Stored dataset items
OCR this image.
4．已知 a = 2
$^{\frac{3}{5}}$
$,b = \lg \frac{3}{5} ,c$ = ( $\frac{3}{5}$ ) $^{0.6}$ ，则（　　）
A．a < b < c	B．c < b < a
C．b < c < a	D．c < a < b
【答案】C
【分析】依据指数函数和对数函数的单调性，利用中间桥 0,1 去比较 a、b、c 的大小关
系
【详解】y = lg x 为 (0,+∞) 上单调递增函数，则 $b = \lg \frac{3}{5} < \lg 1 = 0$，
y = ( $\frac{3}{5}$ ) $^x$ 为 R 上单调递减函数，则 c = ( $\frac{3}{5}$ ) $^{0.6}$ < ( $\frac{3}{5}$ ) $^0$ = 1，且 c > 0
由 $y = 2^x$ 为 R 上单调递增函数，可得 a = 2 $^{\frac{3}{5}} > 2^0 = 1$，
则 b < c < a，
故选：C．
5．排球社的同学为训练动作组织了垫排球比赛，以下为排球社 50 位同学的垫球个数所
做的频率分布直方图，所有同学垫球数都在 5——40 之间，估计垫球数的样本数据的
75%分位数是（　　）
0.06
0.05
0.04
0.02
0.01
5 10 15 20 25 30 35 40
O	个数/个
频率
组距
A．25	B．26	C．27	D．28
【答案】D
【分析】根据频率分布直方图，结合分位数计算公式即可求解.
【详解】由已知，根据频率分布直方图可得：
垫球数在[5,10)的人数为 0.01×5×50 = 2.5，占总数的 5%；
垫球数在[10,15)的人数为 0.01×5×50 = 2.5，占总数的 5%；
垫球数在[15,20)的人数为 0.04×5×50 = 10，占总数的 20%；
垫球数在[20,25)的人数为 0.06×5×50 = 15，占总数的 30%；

--

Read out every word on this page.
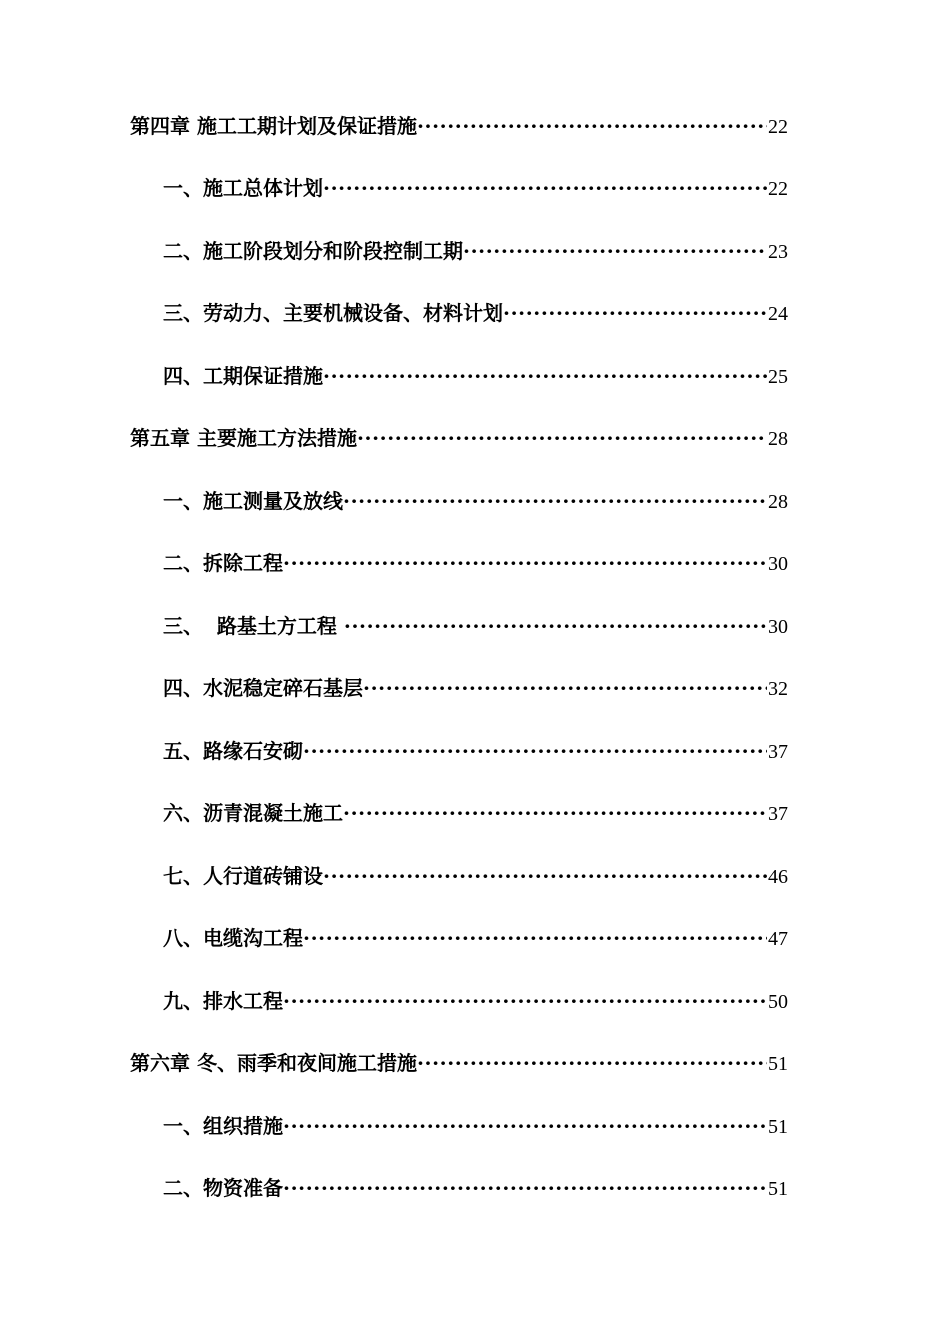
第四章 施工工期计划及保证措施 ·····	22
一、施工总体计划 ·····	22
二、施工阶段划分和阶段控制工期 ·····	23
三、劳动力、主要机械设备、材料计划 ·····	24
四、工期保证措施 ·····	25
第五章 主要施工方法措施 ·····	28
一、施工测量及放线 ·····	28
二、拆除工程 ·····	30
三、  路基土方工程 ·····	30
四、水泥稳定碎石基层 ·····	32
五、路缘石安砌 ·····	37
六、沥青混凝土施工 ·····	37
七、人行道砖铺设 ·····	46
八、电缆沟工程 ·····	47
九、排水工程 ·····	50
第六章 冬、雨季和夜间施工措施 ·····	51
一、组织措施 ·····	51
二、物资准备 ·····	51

Request
Select every line of the material above holding the word "frac" and copy it.

Result of this task
$^{\frac{3}{5}}$
$,b = \lg \frac{3}{5} ,c$ = ( $\frac{3}{5}$ ) $^{0.6}$ ，则（　　）
【详解】y = lg x 为 (0,+∞) 上单调递增函数，则 $b = \lg \frac{3}{5} < \lg 1 = 0$，
y = ( $\frac{3}{5}$ ) $^x$ 为 R 上单调递减函数，则 c = ( $\frac{3}{5}$ ) $^{0.6}$ < ( $\frac{3}{5}$ ) $^0$ = 1，且 c > 0
由 $y = 2^x$ 为 R 上单调递增函数，可得 a = 2 $^{\frac{3}{5}} > 2^0 = 1$，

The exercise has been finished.